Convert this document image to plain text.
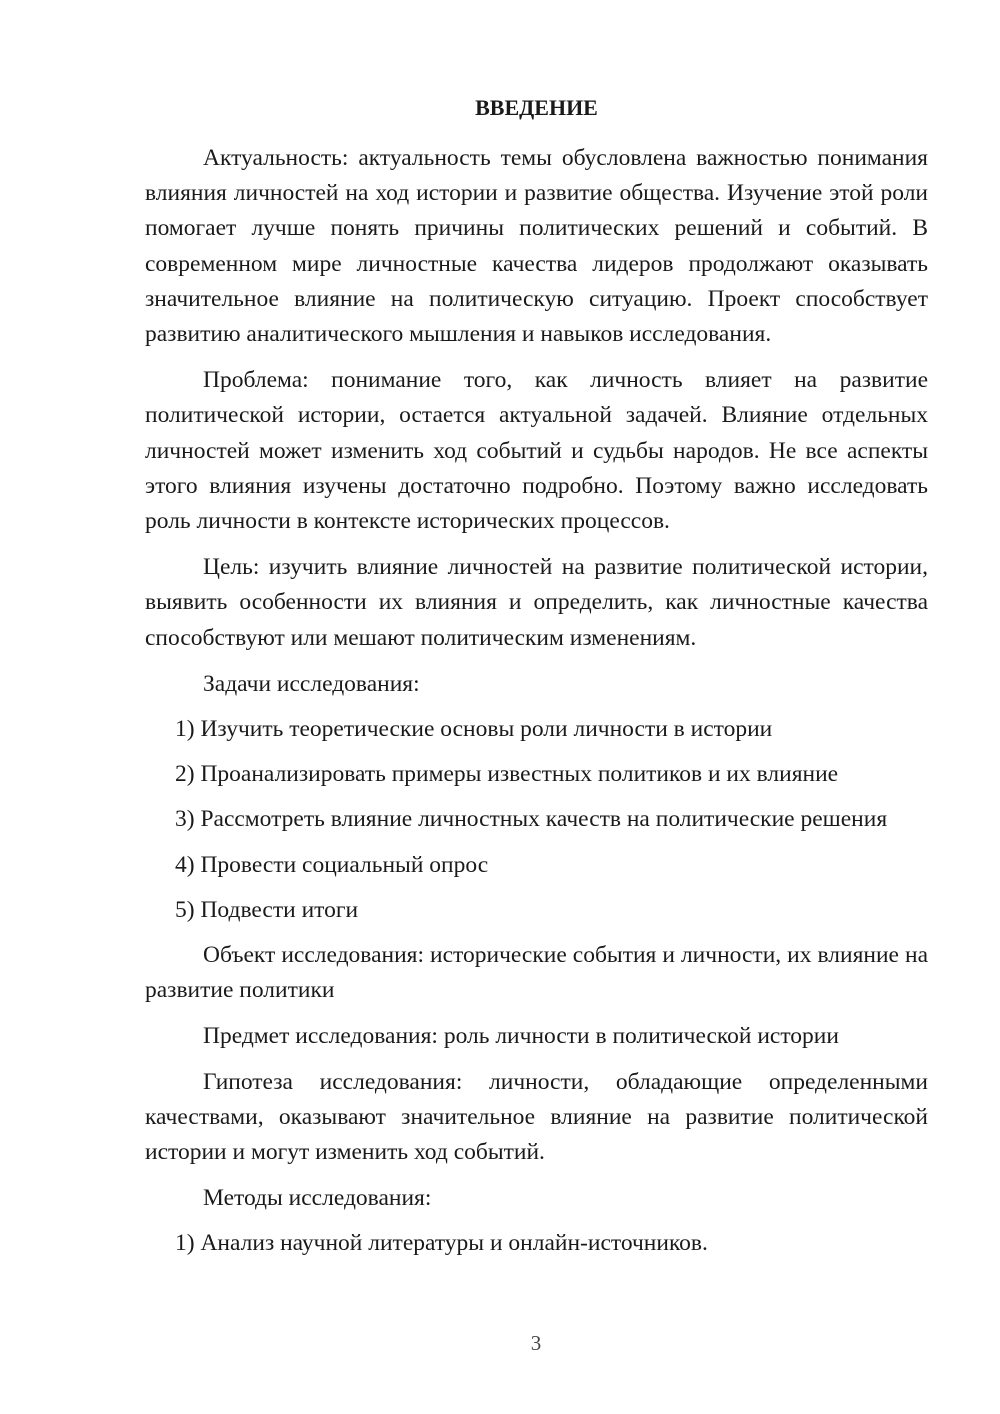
ВВЕДЕНИЕ

Актуальность: актуальность темы обусловлена важностью понимания влияния личностей на ход истории и развитие общества. Изучение этой роли помогает лучше понять причины политических решений и событий. В современном мире личностные качества лидеров продолжают оказывать значительное влияние на политическую ситуацию. Проект способствует развитию аналитического мышления и навыков исследования.

Проблема: понимание того, как личность влияет на развитие политической истории, остается актуальной задачей. Влияние отдельных личностей может изменить ход событий и судьбы народов. Не все аспекты этого влияния изучены достаточно подробно. Поэтому важно исследовать роль личности в контексте исторических процессов.

Цель: изучить влияние личностей на развитие политической истории, выявить особенности их влияния и определить, как личностные качества способствуют или мешают политическим изменениям.

Задачи исследования:

1) Изучить теоретические основы роли личности в истории

2) Проанализировать примеры известных политиков и их влияние

3) Рассмотреть влияние личностных качеств на политические решения

4) Провести социальный опрос

5) Подвести итоги

Объект исследования: исторические события и личности, их влияние на развитие политики

Предмет исследования: роль личности в политической истории

Гипотеза исследования: личности, обладающие определенными качествами, оказывают значительное влияние на развитие политической истории и могут изменить ход событий.

Методы исследования:

1) Анализ научной литературы и онлайн-источников.

3
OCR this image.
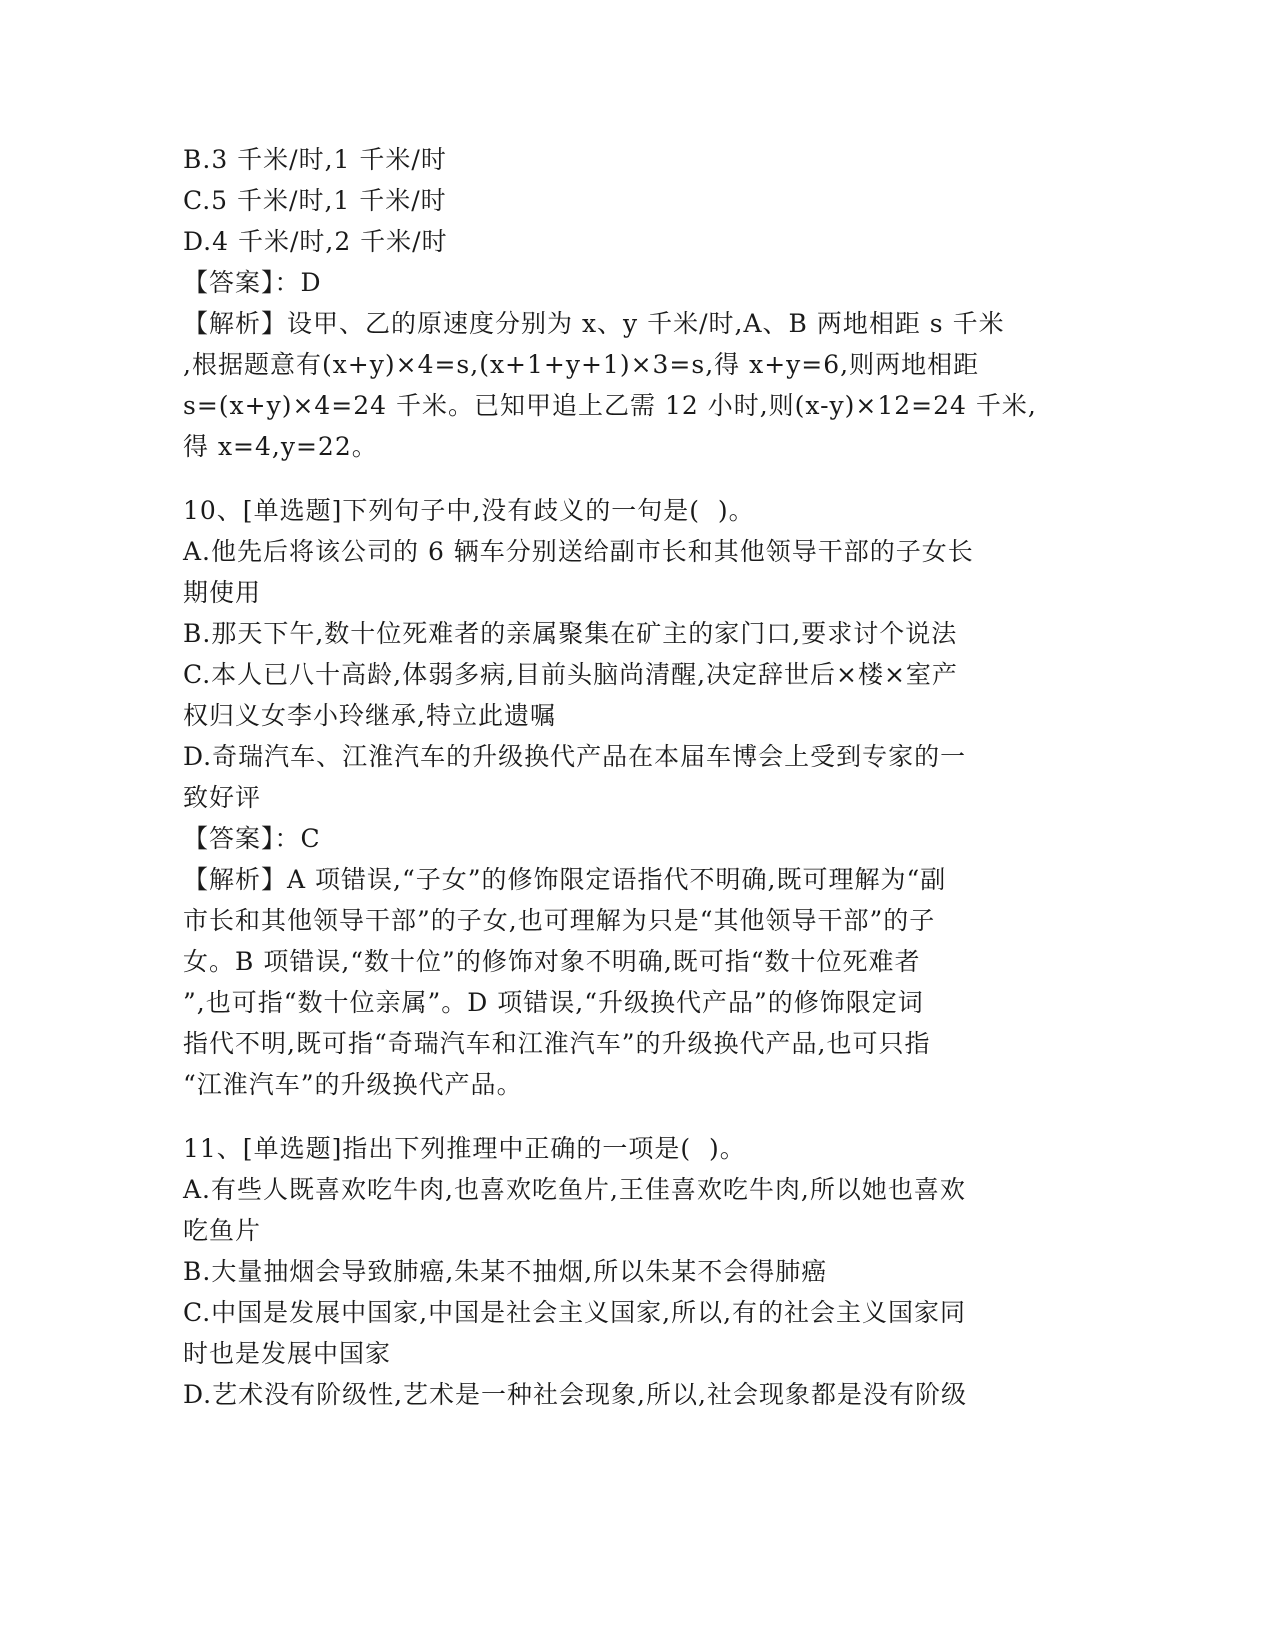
B.3 千米/时,1 千米/时
C.5 千米/时,1 千米/时
D.4 千米/时,2 千米/时
【答案】：D
【解析】设甲、乙的原速度分别为 x、y 千米/时,A、B 两地相距 s 千米
,根据题意有(x+y)×4=s,(x+1+y+1)×3=s,得 x+y=6,则两地相距
s=(x+y)×4=24 千米。已知甲追上乙需 12 小时,则(x-y)×12=24 千米,
得 x=4,y=22。
10、[单选题]下列句子中,没有歧义的一句是(  )。
A.他先后将该公司的 6 辆车分别送给副市长和其他领导干部的子女长
期使用
B.那天下午,数十位死难者的亲属聚集在矿主的家门口,要求讨个说法
C.本人已八十高龄,体弱多病,目前头脑尚清醒,决定辞世后×楼×室产
权归义女李小玲继承,特立此遗嘱
D.奇瑞汽车、江淮汽车的升级换代产品在本届车博会上受到专家的一
致好评
【答案】：C
【解析】A 项错误,“子女”的修饰限定语指代不明确,既可理解为“副
市长和其他领导干部”的子女,也可理解为只是“其他领导干部”的子
女。B 项错误,“数十位”的修饰对象不明确,既可指“数十位死难者
”,也可指“数十位亲属”。D 项错误,“升级换代产品”的修饰限定词
指代不明,既可指“奇瑞汽车和江淮汽车”的升级换代产品,也可只指
“江淮汽车”的升级换代产品。
11、[单选题]指出下列推理中正确的一项是(  )。
A.有些人既喜欢吃牛肉,也喜欢吃鱼片,王佳喜欢吃牛肉,所以她也喜欢
吃鱼片
B.大量抽烟会导致肺癌,朱某不抽烟,所以朱某不会得肺癌
C.中国是发展中国家,中国是社会主义国家,所以,有的社会主义国家同
时也是发展中国家
D.艺术没有阶级性,艺术是一种社会现象,所以,社会现象都是没有阶级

* _The request_: Within the data above, pick out all lines holding the word "this".

* _Full output_:
Convert this document image to plain text.
OCR this image.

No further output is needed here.